Data excerpts start

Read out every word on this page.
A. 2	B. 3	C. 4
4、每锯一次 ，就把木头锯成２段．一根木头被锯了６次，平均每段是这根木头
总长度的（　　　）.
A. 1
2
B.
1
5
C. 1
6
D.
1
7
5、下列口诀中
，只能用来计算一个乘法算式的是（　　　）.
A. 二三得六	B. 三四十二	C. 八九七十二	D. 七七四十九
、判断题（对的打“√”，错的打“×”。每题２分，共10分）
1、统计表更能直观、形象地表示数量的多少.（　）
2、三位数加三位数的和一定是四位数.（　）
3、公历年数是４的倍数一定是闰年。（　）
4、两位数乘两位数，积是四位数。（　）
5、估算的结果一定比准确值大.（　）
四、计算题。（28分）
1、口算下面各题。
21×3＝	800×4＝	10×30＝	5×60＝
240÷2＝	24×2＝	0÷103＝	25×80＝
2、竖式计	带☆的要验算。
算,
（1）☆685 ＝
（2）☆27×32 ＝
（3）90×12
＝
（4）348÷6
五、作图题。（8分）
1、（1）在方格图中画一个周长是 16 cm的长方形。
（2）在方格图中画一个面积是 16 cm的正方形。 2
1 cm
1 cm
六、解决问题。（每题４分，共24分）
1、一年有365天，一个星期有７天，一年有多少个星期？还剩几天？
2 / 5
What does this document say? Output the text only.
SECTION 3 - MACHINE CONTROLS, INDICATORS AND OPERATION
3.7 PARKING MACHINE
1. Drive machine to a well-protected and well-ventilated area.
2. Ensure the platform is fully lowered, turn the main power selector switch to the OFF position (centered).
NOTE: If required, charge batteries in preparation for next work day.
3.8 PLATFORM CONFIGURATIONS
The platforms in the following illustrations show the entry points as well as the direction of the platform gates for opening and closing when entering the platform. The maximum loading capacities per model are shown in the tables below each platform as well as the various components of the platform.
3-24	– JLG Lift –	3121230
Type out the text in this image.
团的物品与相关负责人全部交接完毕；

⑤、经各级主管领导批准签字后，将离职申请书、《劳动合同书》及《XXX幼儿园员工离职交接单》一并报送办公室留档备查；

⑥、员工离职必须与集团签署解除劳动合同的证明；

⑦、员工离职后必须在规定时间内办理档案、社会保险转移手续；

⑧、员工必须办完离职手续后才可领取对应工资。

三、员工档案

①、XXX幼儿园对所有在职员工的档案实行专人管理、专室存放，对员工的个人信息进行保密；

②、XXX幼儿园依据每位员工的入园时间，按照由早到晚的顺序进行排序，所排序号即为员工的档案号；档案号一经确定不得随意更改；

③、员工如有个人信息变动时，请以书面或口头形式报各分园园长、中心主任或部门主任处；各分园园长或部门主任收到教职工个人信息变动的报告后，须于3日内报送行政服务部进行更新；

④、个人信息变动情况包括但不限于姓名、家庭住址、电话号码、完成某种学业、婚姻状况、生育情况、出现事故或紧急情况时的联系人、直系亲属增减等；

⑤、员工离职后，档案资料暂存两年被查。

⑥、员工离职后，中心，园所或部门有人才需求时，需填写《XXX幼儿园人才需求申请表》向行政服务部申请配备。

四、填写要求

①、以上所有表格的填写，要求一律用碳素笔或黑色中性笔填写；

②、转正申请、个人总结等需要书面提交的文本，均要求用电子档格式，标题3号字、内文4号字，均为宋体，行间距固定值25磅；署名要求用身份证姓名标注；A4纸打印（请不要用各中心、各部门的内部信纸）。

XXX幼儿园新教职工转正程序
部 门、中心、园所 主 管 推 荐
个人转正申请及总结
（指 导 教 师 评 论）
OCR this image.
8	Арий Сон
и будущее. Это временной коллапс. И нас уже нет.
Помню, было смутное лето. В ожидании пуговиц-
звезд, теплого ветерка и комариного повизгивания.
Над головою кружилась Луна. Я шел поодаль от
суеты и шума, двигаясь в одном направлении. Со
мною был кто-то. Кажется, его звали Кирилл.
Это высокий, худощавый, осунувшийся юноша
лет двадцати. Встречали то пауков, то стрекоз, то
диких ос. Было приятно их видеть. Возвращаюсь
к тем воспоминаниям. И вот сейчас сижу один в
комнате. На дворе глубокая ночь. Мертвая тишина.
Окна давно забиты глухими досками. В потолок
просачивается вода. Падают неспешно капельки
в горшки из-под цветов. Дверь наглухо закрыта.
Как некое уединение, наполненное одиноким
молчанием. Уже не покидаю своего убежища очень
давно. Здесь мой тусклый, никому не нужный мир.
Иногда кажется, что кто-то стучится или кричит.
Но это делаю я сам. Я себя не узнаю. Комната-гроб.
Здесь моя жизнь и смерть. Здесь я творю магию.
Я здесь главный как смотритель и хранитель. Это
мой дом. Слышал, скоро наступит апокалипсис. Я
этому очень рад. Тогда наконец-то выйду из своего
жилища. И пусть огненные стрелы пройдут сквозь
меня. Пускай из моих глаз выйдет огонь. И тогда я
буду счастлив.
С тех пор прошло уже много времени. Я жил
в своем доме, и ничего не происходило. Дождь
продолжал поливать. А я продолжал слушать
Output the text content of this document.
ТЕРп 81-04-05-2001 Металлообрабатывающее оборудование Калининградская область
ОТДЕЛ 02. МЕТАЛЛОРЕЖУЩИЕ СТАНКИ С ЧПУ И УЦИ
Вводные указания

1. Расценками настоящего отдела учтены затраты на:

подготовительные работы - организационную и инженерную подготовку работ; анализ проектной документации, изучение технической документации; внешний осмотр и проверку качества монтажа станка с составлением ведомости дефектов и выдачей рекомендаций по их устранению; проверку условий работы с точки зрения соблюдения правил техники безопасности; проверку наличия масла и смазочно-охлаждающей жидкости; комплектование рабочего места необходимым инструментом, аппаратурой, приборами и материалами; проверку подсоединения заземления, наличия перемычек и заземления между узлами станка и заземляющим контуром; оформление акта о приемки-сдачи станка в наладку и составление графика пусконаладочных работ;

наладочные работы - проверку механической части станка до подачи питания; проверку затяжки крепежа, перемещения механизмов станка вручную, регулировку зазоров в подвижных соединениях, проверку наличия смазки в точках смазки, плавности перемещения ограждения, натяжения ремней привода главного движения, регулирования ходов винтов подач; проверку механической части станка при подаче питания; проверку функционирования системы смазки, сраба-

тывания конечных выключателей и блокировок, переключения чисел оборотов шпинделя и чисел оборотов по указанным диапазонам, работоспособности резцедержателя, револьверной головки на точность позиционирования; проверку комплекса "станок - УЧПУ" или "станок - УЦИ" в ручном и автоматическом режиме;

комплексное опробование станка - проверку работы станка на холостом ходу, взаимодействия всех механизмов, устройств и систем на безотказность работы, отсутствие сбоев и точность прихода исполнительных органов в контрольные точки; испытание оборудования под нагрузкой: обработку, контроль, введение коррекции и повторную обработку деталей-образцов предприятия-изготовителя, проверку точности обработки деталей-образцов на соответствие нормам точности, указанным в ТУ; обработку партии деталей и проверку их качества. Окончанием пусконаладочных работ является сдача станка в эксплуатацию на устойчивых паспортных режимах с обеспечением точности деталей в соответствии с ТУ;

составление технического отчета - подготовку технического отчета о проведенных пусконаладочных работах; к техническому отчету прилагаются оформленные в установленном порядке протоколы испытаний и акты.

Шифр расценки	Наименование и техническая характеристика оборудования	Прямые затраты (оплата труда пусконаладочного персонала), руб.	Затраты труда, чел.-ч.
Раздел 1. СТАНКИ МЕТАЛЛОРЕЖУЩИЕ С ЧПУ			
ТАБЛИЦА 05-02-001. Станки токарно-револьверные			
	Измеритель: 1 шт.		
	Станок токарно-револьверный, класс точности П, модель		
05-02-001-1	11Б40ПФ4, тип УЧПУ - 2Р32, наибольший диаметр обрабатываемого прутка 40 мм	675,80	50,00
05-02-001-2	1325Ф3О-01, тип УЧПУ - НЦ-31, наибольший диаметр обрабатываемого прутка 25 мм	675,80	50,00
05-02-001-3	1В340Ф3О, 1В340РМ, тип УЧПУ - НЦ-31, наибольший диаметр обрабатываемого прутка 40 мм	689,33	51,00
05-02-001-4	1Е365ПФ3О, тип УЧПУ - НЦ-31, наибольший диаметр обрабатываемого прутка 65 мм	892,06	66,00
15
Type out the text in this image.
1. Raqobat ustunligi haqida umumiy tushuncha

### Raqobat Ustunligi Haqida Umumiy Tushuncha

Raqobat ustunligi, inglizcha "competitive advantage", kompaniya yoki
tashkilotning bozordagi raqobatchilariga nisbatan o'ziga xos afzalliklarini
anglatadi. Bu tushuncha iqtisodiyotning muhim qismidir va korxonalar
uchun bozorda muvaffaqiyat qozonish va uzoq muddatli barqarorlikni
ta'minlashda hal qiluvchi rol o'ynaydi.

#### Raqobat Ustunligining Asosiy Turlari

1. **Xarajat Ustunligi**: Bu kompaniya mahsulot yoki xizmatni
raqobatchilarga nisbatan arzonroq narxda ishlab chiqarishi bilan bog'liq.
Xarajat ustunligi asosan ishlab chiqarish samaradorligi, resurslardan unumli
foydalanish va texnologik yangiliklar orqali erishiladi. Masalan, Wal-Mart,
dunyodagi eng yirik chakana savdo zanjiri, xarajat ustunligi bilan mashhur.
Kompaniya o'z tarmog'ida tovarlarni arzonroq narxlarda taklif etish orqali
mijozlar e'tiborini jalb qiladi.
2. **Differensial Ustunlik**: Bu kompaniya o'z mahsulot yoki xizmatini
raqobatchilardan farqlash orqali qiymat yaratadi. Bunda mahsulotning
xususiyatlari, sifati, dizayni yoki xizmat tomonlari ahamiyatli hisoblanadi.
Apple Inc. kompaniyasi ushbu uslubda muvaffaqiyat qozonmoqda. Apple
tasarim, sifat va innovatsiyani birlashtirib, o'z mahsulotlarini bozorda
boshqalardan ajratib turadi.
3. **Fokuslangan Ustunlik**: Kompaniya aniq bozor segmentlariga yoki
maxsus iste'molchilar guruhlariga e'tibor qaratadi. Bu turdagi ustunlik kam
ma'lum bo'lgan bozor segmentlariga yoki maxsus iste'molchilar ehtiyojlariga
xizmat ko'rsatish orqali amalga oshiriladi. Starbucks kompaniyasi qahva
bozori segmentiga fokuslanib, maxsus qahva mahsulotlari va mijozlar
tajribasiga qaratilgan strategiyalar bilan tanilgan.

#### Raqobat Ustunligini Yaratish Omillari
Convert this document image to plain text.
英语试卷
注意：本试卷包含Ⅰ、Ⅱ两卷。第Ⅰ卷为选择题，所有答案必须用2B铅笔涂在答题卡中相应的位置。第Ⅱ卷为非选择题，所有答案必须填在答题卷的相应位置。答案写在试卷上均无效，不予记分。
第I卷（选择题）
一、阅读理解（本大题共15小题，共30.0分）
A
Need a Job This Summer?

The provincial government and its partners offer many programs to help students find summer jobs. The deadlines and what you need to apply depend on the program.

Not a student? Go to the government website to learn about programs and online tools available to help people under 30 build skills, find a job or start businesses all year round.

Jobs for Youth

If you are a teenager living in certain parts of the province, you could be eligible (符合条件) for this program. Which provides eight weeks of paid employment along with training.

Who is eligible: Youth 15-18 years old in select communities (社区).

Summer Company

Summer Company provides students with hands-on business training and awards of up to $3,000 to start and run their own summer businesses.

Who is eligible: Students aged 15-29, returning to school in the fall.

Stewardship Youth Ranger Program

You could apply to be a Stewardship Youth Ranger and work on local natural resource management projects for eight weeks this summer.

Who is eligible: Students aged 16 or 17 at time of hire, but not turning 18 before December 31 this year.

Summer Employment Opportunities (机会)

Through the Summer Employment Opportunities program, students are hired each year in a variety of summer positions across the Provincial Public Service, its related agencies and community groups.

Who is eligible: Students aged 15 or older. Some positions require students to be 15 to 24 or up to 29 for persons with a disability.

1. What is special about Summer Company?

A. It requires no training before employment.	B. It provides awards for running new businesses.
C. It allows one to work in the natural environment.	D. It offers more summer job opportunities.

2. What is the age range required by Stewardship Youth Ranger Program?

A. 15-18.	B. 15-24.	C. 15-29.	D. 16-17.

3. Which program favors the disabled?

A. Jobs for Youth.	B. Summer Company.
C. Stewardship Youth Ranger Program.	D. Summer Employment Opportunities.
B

Data excerpts end

* _The task_: Copy out every line from the data above that has "Stewardship" in it.

* _The output_:
Stewardship Youth Ranger Program
You could apply to be a Stewardship Youth Ranger and work on local natural resource management projects for eight weeks this summer.
2. What is the age range required by Stewardship Youth Ranger Program?
C. Stewardship Youth Ranger Program.	D. Summer Employment Opportunities.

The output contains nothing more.